TASK: Identify the lines holding "with" and copy them.

── RECORDS TO PROCESS ──

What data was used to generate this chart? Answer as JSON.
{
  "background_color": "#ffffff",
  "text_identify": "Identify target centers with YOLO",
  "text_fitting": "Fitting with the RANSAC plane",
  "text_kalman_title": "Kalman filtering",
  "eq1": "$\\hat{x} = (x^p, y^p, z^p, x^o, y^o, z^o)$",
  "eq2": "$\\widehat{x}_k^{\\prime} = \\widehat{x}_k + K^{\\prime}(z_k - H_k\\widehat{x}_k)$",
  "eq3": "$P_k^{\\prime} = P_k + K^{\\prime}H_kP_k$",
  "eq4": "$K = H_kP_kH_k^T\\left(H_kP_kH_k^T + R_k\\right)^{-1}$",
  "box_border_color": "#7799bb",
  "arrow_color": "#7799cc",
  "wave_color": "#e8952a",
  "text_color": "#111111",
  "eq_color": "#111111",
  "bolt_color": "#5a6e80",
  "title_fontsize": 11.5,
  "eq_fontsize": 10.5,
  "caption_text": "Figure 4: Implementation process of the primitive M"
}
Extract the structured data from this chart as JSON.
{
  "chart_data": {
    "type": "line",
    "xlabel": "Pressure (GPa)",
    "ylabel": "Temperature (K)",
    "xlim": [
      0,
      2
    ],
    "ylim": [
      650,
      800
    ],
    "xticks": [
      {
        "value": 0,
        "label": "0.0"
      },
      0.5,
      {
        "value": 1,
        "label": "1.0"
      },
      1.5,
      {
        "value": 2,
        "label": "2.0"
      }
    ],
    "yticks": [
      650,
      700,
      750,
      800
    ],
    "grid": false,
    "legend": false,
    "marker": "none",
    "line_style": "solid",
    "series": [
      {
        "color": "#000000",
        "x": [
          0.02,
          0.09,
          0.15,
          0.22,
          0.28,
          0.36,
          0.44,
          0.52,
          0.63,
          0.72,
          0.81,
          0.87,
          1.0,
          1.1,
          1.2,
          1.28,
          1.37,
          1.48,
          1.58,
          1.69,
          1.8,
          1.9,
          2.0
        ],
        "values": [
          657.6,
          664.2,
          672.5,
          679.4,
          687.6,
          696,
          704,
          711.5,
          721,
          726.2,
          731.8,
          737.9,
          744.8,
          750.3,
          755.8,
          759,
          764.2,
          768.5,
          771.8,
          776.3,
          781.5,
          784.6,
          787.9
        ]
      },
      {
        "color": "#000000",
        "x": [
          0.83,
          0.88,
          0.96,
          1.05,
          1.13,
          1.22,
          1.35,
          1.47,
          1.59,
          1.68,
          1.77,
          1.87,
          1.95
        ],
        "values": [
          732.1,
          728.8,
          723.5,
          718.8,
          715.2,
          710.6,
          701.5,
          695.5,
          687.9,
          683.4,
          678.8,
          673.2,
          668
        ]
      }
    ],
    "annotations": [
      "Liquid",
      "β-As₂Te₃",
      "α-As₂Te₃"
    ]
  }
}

───

OUTPUT OF THE TASK:
  "text_identify": "Identify target centers with YOLO",
  "text_fitting": "Fitting with the RANSAC plane",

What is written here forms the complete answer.